__Given task__. Reproduce all entries precisely, down to the last character.

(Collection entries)
·····
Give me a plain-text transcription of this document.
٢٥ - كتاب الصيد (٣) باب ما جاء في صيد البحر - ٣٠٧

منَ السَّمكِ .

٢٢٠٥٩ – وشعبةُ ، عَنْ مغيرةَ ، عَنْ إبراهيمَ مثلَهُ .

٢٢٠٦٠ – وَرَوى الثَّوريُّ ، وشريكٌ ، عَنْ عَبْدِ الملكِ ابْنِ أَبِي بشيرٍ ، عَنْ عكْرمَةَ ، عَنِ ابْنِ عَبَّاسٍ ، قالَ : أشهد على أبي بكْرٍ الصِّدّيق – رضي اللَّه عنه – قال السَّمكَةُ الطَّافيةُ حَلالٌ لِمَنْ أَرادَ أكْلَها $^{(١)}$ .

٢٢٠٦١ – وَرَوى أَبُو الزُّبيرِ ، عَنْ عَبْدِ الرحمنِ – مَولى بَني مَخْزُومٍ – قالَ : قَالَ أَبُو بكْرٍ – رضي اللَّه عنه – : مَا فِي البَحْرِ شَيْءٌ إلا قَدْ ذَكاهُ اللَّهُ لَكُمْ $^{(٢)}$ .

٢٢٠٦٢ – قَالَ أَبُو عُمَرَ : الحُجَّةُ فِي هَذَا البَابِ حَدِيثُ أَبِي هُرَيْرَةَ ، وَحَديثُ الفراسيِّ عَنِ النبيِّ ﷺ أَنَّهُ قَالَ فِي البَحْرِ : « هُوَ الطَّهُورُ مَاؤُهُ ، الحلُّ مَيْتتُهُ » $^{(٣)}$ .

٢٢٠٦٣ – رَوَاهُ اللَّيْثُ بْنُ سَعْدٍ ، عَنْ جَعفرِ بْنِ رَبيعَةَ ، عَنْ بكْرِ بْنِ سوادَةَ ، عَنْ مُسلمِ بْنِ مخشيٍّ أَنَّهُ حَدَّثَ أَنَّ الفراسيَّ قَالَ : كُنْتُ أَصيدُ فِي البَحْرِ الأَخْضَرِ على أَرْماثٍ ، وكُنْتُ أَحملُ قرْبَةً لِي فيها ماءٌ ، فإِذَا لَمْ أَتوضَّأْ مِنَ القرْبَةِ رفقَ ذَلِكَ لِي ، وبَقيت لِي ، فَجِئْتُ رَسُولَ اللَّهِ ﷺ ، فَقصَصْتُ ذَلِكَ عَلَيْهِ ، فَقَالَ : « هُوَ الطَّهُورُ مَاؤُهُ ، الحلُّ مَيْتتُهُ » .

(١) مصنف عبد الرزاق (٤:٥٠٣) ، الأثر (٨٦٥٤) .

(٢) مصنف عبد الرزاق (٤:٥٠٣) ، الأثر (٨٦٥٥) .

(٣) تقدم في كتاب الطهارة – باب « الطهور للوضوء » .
·····
__Task answer__.
Give me a plain-text transcription of this document.
٢٥ - كتاب الصيد (٣) باب ما جاء في صيد البحر - ٣٠٧

منَ السَّمكِ .

٢٢٠٥٩ – وشعبةُ ، عَنْ مغيرةَ ، عَنْ إبراهيمَ مثلَهُ .

٢٢٠٦٠ – وَرَوى الثَّوريُّ ، وشريكٌ ، عَنْ عَبْدِ الملكِ ابْنِ أَبِي بشيرٍ ، عَنْ عكْرمَةَ ، عَنِ ابْنِ عَبَّاسٍ ، قالَ : أشهد على أبي بكْرٍ الصِّدّيق – رضي اللَّه عنه – قال السَّمكَةُ الطَّافيةُ حَلالٌ لِمَنْ أَرادَ أكْلَها $^{(١)}$ .

٢٢٠٦١ – وَرَوى أَبُو الزُّبيرِ ، عَنْ عَبْدِ الرحمنِ – مَولى بَني مَخْزُومٍ – قالَ : قَالَ أَبُو بكْرٍ – رضي اللَّه عنه – : مَا فِي البَحْرِ شَيْءٌ إلا قَدْ ذَكاهُ اللَّهُ لَكُمْ $^{(٢)}$ .

٢٢٠٦٢ – قَالَ أَبُو عُمَرَ : الحُجَّةُ فِي هَذَا البَابِ حَدِيثُ أَبِي هُرَيْرَةَ ، وَحَديثُ الفراسيِّ عَنِ النبيِّ ﷺ أَنَّهُ قَالَ فِي البَحْرِ : « هُوَ الطَّهُورُ مَاؤُهُ ، الحلُّ مَيْتتُهُ » $^{(٣)}$ .

٢٢٠٦٣ – رَوَاهُ اللَّيْثُ بْنُ سَعْدٍ ، عَنْ جَعفرِ بْنِ رَبيعَةَ ، عَنْ بكْرِ بْنِ سوادَةَ ، عَنْ مُسلمِ بْنِ مخشيٍّ أَنَّهُ حَدَّثَ أَنَّ الفراسيَّ قَالَ : كُنْتُ أَصيدُ فِي البَحْرِ الأَخْضَرِ على أَرْماثٍ ، وكُنْتُ أَحملُ قرْبَةً لِي فيها ماءٌ ، فإِذَا لَمْ أَتوضَّأْ مِنَ القرْبَةِ رفقَ ذَلِكَ لِي ، وبَقيت لِي ، فَجِئْتُ رَسُولَ اللَّهِ ﷺ ، فَقصَصْتُ ذَلِكَ عَلَيْهِ ، فَقَالَ : « هُوَ الطَّهُورُ مَاؤُهُ ، الحلُّ مَيْتتُهُ » .

(١) مصنف عبد الرزاق (٤:٥٠٣) ، الأثر (٨٦٥٤) .

(٢) مصنف عبد الرزاق (٤:٥٠٣) ، الأثر (٨٦٥٥) .

(٣) تقدم في كتاب الطهارة – باب « الطهور للوضوء » .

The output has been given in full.